A run of records:
◆ ◆ ◆ ◆
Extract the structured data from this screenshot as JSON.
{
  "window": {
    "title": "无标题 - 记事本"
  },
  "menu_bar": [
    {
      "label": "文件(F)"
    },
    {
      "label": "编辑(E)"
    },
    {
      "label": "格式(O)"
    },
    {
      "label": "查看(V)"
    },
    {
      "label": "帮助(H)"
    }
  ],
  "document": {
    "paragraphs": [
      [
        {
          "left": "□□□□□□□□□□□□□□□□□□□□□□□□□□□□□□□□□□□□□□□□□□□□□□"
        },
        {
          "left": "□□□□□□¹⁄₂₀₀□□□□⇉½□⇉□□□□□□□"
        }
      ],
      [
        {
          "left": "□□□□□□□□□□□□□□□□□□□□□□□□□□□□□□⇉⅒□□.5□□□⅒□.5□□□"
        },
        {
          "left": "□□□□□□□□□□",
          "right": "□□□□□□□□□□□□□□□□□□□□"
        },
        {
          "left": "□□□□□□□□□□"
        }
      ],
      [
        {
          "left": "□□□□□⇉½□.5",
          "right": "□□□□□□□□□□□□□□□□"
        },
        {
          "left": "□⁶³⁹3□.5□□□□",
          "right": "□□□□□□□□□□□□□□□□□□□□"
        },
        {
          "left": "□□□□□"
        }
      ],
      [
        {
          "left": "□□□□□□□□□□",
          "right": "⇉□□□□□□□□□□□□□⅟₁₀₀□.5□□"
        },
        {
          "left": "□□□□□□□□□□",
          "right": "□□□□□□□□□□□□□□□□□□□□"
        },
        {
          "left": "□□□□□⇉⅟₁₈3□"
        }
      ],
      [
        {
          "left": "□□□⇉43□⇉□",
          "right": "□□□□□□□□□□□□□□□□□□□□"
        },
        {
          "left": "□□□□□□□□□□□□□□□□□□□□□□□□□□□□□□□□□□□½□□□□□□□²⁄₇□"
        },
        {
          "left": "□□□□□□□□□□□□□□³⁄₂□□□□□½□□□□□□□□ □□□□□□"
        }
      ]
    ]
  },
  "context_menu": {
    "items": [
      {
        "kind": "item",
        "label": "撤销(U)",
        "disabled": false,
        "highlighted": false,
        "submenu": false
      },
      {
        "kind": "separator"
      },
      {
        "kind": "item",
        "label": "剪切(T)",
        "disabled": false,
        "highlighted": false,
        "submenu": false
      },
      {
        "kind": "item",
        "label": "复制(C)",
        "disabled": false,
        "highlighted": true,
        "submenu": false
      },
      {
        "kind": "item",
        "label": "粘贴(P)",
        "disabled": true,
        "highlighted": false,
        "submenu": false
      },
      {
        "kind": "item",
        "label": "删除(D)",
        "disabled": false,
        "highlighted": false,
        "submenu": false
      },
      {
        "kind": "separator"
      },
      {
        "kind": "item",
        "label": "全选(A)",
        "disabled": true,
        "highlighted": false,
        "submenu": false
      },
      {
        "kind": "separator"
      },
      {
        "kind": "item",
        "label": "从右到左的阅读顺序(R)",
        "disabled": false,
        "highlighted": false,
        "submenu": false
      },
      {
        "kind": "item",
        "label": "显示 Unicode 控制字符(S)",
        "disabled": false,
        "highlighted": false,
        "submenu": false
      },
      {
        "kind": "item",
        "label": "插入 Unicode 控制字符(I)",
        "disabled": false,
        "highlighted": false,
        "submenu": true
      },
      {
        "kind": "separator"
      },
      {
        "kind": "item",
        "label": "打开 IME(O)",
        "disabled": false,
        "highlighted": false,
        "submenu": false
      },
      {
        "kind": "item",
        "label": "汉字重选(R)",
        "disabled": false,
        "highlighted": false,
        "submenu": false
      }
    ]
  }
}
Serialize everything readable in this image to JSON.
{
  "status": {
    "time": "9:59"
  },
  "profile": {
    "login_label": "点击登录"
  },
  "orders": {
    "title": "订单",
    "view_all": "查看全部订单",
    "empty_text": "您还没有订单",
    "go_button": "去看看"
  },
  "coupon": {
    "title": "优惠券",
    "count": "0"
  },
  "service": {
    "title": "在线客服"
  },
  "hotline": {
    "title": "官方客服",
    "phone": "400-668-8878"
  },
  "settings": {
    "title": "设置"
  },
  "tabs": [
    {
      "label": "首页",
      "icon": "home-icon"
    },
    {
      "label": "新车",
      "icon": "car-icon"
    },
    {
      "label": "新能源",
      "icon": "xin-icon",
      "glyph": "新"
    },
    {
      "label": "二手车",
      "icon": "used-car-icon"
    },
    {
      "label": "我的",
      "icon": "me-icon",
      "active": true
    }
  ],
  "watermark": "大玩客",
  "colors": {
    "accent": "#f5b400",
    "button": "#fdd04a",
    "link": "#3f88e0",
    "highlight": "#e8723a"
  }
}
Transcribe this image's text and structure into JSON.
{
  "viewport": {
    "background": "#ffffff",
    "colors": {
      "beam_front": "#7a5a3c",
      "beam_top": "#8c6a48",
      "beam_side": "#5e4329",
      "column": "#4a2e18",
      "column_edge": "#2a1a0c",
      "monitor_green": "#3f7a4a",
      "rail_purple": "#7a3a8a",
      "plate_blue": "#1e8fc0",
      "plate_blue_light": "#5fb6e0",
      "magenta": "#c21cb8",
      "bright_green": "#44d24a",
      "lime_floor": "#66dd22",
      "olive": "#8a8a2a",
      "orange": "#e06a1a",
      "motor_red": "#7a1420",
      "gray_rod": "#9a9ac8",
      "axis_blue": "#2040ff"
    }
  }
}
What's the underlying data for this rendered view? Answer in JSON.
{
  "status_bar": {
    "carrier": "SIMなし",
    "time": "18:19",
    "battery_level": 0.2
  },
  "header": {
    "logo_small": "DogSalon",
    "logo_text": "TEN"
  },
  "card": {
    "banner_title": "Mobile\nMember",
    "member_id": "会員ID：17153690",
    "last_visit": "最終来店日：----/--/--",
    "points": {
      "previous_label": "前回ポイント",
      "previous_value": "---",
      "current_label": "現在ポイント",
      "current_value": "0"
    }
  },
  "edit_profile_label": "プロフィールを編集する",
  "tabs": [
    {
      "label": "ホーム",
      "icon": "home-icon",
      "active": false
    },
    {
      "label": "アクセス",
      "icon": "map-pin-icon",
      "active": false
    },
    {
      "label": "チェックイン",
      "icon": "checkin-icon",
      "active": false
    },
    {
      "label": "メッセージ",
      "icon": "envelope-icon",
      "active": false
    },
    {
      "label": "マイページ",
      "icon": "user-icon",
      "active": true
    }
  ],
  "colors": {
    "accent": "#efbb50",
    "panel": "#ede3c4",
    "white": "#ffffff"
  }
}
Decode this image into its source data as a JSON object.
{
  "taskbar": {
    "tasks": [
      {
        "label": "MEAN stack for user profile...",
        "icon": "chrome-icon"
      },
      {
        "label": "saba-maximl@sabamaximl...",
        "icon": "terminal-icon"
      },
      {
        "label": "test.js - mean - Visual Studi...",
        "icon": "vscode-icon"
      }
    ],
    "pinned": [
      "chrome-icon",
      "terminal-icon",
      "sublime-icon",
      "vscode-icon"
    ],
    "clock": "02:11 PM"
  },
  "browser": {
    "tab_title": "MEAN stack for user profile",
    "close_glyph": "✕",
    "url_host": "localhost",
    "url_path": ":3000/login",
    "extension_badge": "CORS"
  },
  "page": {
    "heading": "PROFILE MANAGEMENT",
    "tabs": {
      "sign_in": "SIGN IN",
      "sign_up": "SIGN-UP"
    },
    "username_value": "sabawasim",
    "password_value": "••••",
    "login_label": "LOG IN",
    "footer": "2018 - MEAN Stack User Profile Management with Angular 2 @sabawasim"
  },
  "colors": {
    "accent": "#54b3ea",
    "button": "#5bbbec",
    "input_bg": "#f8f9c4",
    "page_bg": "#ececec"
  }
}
◆ ◆ ◆ ◆
STATED GOAL: Return all of the entries exactly as they were supplied.

EXERCISE OUTPUT:
Extract the structured data from this screenshot as JSON.
{
  "window": {
    "title": "无标题 - 记事本"
  },
  "menu_bar": [
    {
      "label": "文件(F)"
    },
    {
      "label": "编辑(E)"
    },
    {
      "label": "格式(O)"
    },
    {
      "label": "查看(V)"
    },
    {
      "label": "帮助(H)"
    }
  ],
  "document": {
    "paragraphs": [
      [
        {
          "left": "□□□□□□□□□□□□□□□□□□□□□□□□□□□□□□□□□□□□□□□□□□□□□□"
        },
        {
          "left": "□□□□□□¹⁄₂₀₀□□□□⇉½□⇉□□□□□□□"
        }
      ],
      [
        {
          "left": "□□□□□□□□□□□□□□□□□□□□□□□□□□□□□□⇉⅒□□.5□□□⅒□.5□□□"
        },
        {
          "left": "□□□□□□□□□□",
          "right": "□□□□□□□□□□□□□□□□□□□□"
        },
        {
          "left": "□□□□□□□□□□"
        }
      ],
      [
        {
          "left": "□□□□□⇉½□.5",
          "right": "□□□□□□□□□□□□□□□□"
        },
        {
          "left": "□⁶³⁹3□.5□□□□",
          "right": "□□□□□□□□□□□□□□□□□□□□"
        },
        {
          "left": "□□□□□"
        }
      ],
      [
        {
          "left": "□□□□□□□□□□",
          "right": "⇉□□□□□□□□□□□□□⅟₁₀₀□.5□□"
        },
        {
          "left": "□□□□□□□□□□",
          "right": "□□□□□□□□□□□□□□□□□□□□"
        },
        {
          "left": "□□□□□⇉⅟₁₈3□"
        }
      ],
      [
        {
          "left": "□□□⇉43□⇉□",
          "right": "□□□□□□□□□□□□□□□□□□□□"
        },
        {
          "left": "□□□□□□□□□□□□□□□□□□□□□□□□□□□□□□□□□□□½□□□□□□□²⁄₇□"
        },
        {
          "left": "□□□□□□□□□□□□□□³⁄₂□□□□□½□□□□□□□□ □□□□□□"
        }
      ]
    ]
  },
  "context_menu": {
    "items": [
      {
        "kind": "item",
        "label": "撤销(U)",
        "disabled": false,
        "highlighted": false,
        "submenu": false
      },
      {
        "kind": "separator"
      },
      {
        "kind": "item",
        "label": "剪切(T)",
        "disabled": false,
        "highlighted": false,
        "submenu": false
      },
      {
        "kind": "item",
        "label": "复制(C)",
        "disabled": false,
        "highlighted": true,
        "submenu": false
      },
      {
        "kind": "item",
        "label": "粘贴(P)",
        "disabled": true,
        "highlighted": false,
        "submenu": false
      },
      {
        "kind": "item",
        "label": "删除(D)",
        "disabled": false,
        "highlighted": false,
        "submenu": false
      },
      {
        "kind": "separator"
      },
      {
        "kind": "item",
        "label": "全选(A)",
        "disabled": true,
        "highlighted": false,
        "submenu": false
      },
      {
        "kind": "separator"
      },
      {
        "kind": "item",
        "label": "从右到左的阅读顺序(R)",
        "disabled": false,
        "highlighted": false,
        "submenu": false
      },
      {
        "kind": "item",
        "label": "显示 Unicode 控制字符(S)",
        "disabled": false,
        "highlighted": false,
        "submenu": false
      },
      {
        "kind": "item",
        "label": "插入 Unicode 控制字符(I)",
        "disabled": false,
        "highlighted": false,
        "submenu": true
      },
      {
        "kind": "separator"
      },
      {
        "kind": "item",
        "label": "打开 IME(O)",
        "disabled": false,
        "highlighted": false,
        "submenu": false
      },
      {
        "kind": "item",
        "label": "汉字重选(R)",
        "disabled": false,
        "highlighted": false,
        "submenu": false
      }
    ]
  }
}
Serialize everything readable in this image to JSON.
{
  "status": {
    "time": "9:59"
  },
  "profile": {
    "login_label": "点击登录"
  },
  "orders": {
    "title": "订单",
    "view_all": "查看全部订单",
    "empty_text": "您还没有订单",
    "go_button": "去看看"
  },
  "coupon": {
    "title": "优惠券",
    "count": "0"
  },
  "service": {
    "title": "在线客服"
  },
  "hotline": {
    "title": "官方客服",
    "phone": "400-668-8878"
  },
  "settings": {
    "title": "设置"
  },
  "tabs": [
    {
      "label": "首页",
      "icon": "home-icon"
    },
    {
      "label": "新车",
      "icon": "car-icon"
    },
    {
      "label": "新能源",
      "icon": "xin-icon",
      "glyph": "新"
    },
    {
      "label": "二手车",
      "icon": "used-car-icon"
    },
    {
      "label": "我的",
      "icon": "me-icon",
      "active": true
    }
  ],
  "watermark": "大玩客",
  "colors": {
    "accent": "#f5b400",
    "button": "#fdd04a",
    "link": "#3f88e0",
    "highlight": "#e8723a"
  }
}
Transcribe this image's text and structure into JSON.
{
  "viewport": {
    "background": "#ffffff",
    "colors": {
      "beam_front": "#7a5a3c",
      "beam_top": "#8c6a48",
      "beam_side": "#5e4329",
      "column": "#4a2e18",
      "column_edge": "#2a1a0c",
      "monitor_green": "#3f7a4a",
      "rail_purple": "#7a3a8a",
      "plate_blue": "#1e8fc0",
      "plate_blue_light": "#5fb6e0",
      "magenta": "#c21cb8",
      "bright_green": "#44d24a",
      "lime_floor": "#66dd22",
      "olive": "#8a8a2a",
      "orange": "#e06a1a",
      "motor_red": "#7a1420",
      "gray_rod": "#9a9ac8",
      "axis_blue": "#2040ff"
    }
  }
}
What's the underlying data for this rendered view? Answer in JSON.
{
  "status_bar": {
    "carrier": "SIMなし",
    "time": "18:19",
    "battery_level": 0.2
  },
  "header": {
    "logo_small": "DogSalon",
    "logo_text": "TEN"
  },
  "card": {
    "banner_title": "Mobile\nMember",
    "member_id": "会員ID：17153690",
    "last_visit": "最終来店日：----/--/--",
    "points": {
      "previous_label": "前回ポイント",
      "previous_value": "---",
      "current_label": "現在ポイント",
      "current_value": "0"
    }
  },
  "edit_profile_label": "プロフィールを編集する",
  "tabs": [
    {
      "label": "ホーム",
      "icon": "home-icon",
      "active": false
    },
    {
      "label": "アクセス",
      "icon": "map-pin-icon",
      "active": false
    },
    {
      "label": "チェックイン",
      "icon": "checkin-icon",
      "active": false
    },
    {
      "label": "メッセージ",
      "icon": "envelope-icon",
      "active": false
    },
    {
      "label": "マイページ",
      "icon": "user-icon",
      "active": true
    }
  ],
  "colors": {
    "accent": "#efbb50",
    "panel": "#ede3c4",
    "white": "#ffffff"
  }
}
Decode this image into its source data as a JSON object.
{
  "taskbar": {
    "tasks": [
      {
        "label": "MEAN stack for user profile...",
        "icon": "chrome-icon"
      },
      {
        "label": "saba-maximl@sabamaximl...",
        "icon": "terminal-icon"
      },
      {
        "label": "test.js - mean - Visual Studi...",
        "icon": "vscode-icon"
      }
    ],
    "pinned": [
      "chrome-icon",
      "terminal-icon",
      "sublime-icon",
      "vscode-icon"
    ],
    "clock": "02:11 PM"
  },
  "browser": {
    "tab_title": "MEAN stack for user profile",
    "close_glyph": "✕",
    "url_host": "localhost",
    "url_path": ":3000/login",
    "extension_badge": "CORS"
  },
  "page": {
    "heading": "PROFILE MANAGEMENT",
    "tabs": {
      "sign_in": "SIGN IN",
      "sign_up": "SIGN-UP"
    },
    "username_value": "sabawasim",
    "password_value": "••••",
    "login_label": "LOG IN",
    "footer": "2018 - MEAN Stack User Profile Management with Angular 2 @sabawasim"
  },
  "colors": {
    "accent": "#54b3ea",
    "button": "#5bbbec",
    "input_bg": "#f8f9c4",
    "page_bg": "#ececec"
  }
}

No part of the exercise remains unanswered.